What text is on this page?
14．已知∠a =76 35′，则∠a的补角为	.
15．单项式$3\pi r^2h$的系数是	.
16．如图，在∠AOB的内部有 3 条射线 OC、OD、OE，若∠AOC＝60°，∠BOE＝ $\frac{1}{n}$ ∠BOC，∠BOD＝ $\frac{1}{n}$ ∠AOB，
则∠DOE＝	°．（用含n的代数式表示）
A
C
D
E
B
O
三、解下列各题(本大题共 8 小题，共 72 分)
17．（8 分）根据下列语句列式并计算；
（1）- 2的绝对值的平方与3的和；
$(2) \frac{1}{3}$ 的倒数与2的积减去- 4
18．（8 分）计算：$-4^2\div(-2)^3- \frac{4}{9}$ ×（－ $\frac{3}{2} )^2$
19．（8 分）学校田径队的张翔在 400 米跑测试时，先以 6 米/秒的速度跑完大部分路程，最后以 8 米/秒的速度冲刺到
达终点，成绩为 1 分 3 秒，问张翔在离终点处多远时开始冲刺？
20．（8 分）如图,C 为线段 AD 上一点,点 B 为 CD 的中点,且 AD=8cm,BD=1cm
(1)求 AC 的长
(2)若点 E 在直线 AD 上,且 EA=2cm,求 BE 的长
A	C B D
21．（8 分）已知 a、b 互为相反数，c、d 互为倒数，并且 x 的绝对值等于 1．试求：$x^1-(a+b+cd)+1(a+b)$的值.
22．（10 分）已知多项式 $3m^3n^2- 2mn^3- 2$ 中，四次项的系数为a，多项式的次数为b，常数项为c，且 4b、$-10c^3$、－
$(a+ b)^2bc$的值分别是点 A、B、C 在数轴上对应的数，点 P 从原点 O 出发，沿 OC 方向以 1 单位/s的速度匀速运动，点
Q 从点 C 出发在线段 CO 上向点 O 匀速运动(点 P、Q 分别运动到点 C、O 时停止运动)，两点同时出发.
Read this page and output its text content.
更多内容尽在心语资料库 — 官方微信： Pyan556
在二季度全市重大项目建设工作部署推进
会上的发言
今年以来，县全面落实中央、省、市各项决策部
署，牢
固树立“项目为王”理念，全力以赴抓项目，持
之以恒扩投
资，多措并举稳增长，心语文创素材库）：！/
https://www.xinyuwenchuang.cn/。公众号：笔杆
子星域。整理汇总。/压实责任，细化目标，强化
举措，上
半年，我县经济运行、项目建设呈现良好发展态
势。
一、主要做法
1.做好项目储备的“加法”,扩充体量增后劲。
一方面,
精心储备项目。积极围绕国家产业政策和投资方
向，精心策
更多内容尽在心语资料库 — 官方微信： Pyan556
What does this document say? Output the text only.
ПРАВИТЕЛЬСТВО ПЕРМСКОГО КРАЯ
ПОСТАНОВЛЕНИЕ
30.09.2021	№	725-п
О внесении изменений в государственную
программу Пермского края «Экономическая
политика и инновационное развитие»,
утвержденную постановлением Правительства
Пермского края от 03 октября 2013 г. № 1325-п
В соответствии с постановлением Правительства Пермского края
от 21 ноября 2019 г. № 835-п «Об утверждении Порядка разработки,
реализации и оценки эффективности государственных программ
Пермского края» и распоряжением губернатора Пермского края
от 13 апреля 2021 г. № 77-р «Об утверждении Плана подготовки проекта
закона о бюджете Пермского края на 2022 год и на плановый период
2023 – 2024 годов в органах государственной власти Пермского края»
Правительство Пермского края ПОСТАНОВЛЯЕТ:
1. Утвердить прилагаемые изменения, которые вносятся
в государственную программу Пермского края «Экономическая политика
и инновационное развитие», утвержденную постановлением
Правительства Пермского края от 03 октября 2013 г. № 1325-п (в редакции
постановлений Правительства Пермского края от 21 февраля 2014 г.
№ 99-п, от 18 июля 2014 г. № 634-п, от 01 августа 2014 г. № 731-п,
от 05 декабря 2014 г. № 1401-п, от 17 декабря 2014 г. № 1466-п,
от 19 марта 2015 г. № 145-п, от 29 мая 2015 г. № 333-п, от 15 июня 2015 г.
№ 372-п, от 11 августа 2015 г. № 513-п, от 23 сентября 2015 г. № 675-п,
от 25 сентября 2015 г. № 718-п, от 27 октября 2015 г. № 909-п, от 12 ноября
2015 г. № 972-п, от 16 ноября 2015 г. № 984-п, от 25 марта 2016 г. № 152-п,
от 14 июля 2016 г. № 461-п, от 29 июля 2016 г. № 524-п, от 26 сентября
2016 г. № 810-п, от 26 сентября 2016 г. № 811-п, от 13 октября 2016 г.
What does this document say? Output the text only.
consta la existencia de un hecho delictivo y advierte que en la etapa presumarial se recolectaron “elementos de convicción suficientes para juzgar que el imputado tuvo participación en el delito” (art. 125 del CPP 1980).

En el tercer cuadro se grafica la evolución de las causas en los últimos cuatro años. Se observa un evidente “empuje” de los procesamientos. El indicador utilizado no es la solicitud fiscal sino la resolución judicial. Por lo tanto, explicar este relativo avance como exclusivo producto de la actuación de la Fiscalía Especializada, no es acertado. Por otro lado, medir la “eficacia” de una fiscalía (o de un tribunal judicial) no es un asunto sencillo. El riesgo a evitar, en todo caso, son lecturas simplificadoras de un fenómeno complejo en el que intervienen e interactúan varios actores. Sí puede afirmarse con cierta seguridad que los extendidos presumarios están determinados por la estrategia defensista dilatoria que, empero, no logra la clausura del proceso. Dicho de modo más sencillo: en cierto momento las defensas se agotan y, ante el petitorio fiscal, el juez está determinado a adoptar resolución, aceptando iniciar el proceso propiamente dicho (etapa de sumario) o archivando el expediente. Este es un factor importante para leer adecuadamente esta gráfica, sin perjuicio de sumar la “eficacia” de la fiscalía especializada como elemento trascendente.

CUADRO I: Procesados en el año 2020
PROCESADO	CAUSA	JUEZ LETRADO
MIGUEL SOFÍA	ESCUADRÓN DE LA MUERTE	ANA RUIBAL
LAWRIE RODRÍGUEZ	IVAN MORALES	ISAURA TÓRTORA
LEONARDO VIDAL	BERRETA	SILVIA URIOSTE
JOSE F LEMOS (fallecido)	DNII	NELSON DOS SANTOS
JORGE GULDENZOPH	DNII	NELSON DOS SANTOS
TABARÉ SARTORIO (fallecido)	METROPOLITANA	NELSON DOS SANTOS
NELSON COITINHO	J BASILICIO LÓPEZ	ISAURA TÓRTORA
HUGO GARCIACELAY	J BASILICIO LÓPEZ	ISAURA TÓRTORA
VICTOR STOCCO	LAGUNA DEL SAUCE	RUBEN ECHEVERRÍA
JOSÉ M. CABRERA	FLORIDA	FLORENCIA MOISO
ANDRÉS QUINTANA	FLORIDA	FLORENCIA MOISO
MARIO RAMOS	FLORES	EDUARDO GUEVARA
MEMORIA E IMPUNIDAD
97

*Your task*. All of the material above needs to be retyped word for word.

*Completed task*.
What text is on this page?
14．已知∠a =76 35′，则∠a的补角为	.
15．单项式$3\pi r^2h$的系数是	.
16．如图，在∠AOB的内部有 3 条射线 OC、OD、OE，若∠AOC＝60°，∠BOE＝ $\frac{1}{n}$ ∠BOC，∠BOD＝ $\frac{1}{n}$ ∠AOB，
则∠DOE＝	°．（用含n的代数式表示）
A
C
D
E
B
O
三、解下列各题(本大题共 8 小题，共 72 分)
17．（8 分）根据下列语句列式并计算；
（1）- 2的绝对值的平方与3的和；
$(2) \frac{1}{3}$ 的倒数与2的积减去- 4
18．（8 分）计算：$-4^2\div(-2)^3- \frac{4}{9}$ ×（－ $\frac{3}{2} )^2$
19．（8 分）学校田径队的张翔在 400 米跑测试时，先以 6 米/秒的速度跑完大部分路程，最后以 8 米/秒的速度冲刺到
达终点，成绩为 1 分 3 秒，问张翔在离终点处多远时开始冲刺？
20．（8 分）如图,C 为线段 AD 上一点,点 B 为 CD 的中点,且 AD=8cm,BD=1cm
(1)求 AC 的长
(2)若点 E 在直线 AD 上,且 EA=2cm,求 BE 的长
A	C B D
21．（8 分）已知 a、b 互为相反数，c、d 互为倒数，并且 x 的绝对值等于 1．试求：$x^1-(a+b+cd)+1(a+b)$的值.
22．（10 分）已知多项式 $3m^3n^2- 2mn^3- 2$ 中，四次项的系数为a，多项式的次数为b，常数项为c，且 4b、$-10c^3$、－
$(a+ b)^2bc$的值分别是点 A、B、C 在数轴上对应的数，点 P 从原点 O 出发，沿 OC 方向以 1 单位/s的速度匀速运动，点
Q 从点 C 出发在线段 CO 上向点 O 匀速运动(点 P、Q 分别运动到点 C、O 时停止运动)，两点同时出发.
Read this page and output its text content.
更多内容尽在心语资料库 — 官方微信： Pyan556
在二季度全市重大项目建设工作部署推进
会上的发言
今年以来，县全面落实中央、省、市各项决策部
署，牢
固树立“项目为王”理念，全力以赴抓项目，持
之以恒扩投
资，多措并举稳增长，心语文创素材库）：！/
https://www.xinyuwenchuang.cn/。公众号：笔杆
子星域。整理汇总。/压实责任，细化目标，强化
举措，上
半年，我县经济运行、项目建设呈现良好发展态
势。
一、主要做法
1.做好项目储备的“加法”,扩充体量增后劲。
一方面,
精心储备项目。积极围绕国家产业政策和投资方
向，精心策
更多内容尽在心语资料库 — 官方微信： Pyan556
What does this document say? Output the text only.
ПРАВИТЕЛЬСТВО ПЕРМСКОГО КРАЯ
ПОСТАНОВЛЕНИЕ
30.09.2021	№	725-п
О внесении изменений в государственную
программу Пермского края «Экономическая
политика и инновационное развитие»,
утвержденную постановлением Правительства
Пермского края от 03 октября 2013 г. № 1325-п
В соответствии с постановлением Правительства Пермского края
от 21 ноября 2019 г. № 835-п «Об утверждении Порядка разработки,
реализации и оценки эффективности государственных программ
Пермского края» и распоряжением губернатора Пермского края
от 13 апреля 2021 г. № 77-р «Об утверждении Плана подготовки проекта
закона о бюджете Пермского края на 2022 год и на плановый период
2023 – 2024 годов в органах государственной власти Пермского края»
Правительство Пермского края ПОСТАНОВЛЯЕТ:
1. Утвердить прилагаемые изменения, которые вносятся
в государственную программу Пермского края «Экономическая политика
и инновационное развитие», утвержденную постановлением
Правительства Пермского края от 03 октября 2013 г. № 1325-п (в редакции
постановлений Правительства Пермского края от 21 февраля 2014 г.
№ 99-п, от 18 июля 2014 г. № 634-п, от 01 августа 2014 г. № 731-п,
от 05 декабря 2014 г. № 1401-п, от 17 декабря 2014 г. № 1466-п,
от 19 марта 2015 г. № 145-п, от 29 мая 2015 г. № 333-п, от 15 июня 2015 г.
№ 372-п, от 11 августа 2015 г. № 513-п, от 23 сентября 2015 г. № 675-п,
от 25 сентября 2015 г. № 718-п, от 27 октября 2015 г. № 909-п, от 12 ноября
2015 г. № 972-п, от 16 ноября 2015 г. № 984-п, от 25 марта 2016 г. № 152-п,
от 14 июля 2016 г. № 461-п, от 29 июля 2016 г. № 524-п, от 26 сентября
2016 г. № 810-п, от 26 сентября 2016 г. № 811-п, от 13 октября 2016 г.
What does this document say? Output the text only.
consta la existencia de un hecho delictivo y advierte que en la etapa presumarial se recolectaron “elementos de convicción suficientes para juzgar que el imputado tuvo participación en el delito” (art. 125 del CPP 1980).

En el tercer cuadro se grafica la evolución de las causas en los últimos cuatro años. Se observa un evidente “empuje” de los procesamientos. El indicador utilizado no es la solicitud fiscal sino la resolución judicial. Por lo tanto, explicar este relativo avance como exclusivo producto de la actuación de la Fiscalía Especializada, no es acertado. Por otro lado, medir la “eficacia” de una fiscalía (o de un tribunal judicial) no es un asunto sencillo. El riesgo a evitar, en todo caso, son lecturas simplificadoras de un fenómeno complejo en el que intervienen e interactúan varios actores. Sí puede afirmarse con cierta seguridad que los extendidos presumarios están determinados por la estrategia defensista dilatoria que, empero, no logra la clausura del proceso. Dicho de modo más sencillo: en cierto momento las defensas se agotan y, ante el petitorio fiscal, el juez está determinado a adoptar resolución, aceptando iniciar el proceso propiamente dicho (etapa de sumario) o archivando el expediente. Este es un factor importante para leer adecuadamente esta gráfica, sin perjuicio de sumar la “eficacia” de la fiscalía especializada como elemento trascendente.

CUADRO I: Procesados en el año 2020
PROCESADO	CAUSA	JUEZ LETRADO
MIGUEL SOFÍA	ESCUADRÓN DE LA MUERTE	ANA RUIBAL
LAWRIE RODRÍGUEZ	IVAN MORALES	ISAURA TÓRTORA
LEONARDO VIDAL	BERRETA	SILVIA URIOSTE
JOSE F LEMOS (fallecido)	DNII	NELSON DOS SANTOS
JORGE GULDENZOPH	DNII	NELSON DOS SANTOS
TABARÉ SARTORIO (fallecido)	METROPOLITANA	NELSON DOS SANTOS
NELSON COITINHO	J BASILICIO LÓPEZ	ISAURA TÓRTORA
HUGO GARCIACELAY	J BASILICIO LÓPEZ	ISAURA TÓRTORA
VICTOR STOCCO	LAGUNA DEL SAUCE	RUBEN ECHEVERRÍA
JOSÉ M. CABRERA	FLORIDA	FLORENCIA MOISO
ANDRÉS QUINTANA	FLORIDA	FLORENCIA MOISO
MARIO RAMOS	FLORES	EDUARDO GUEVARA
MEMORIA E IMPUNIDAD
97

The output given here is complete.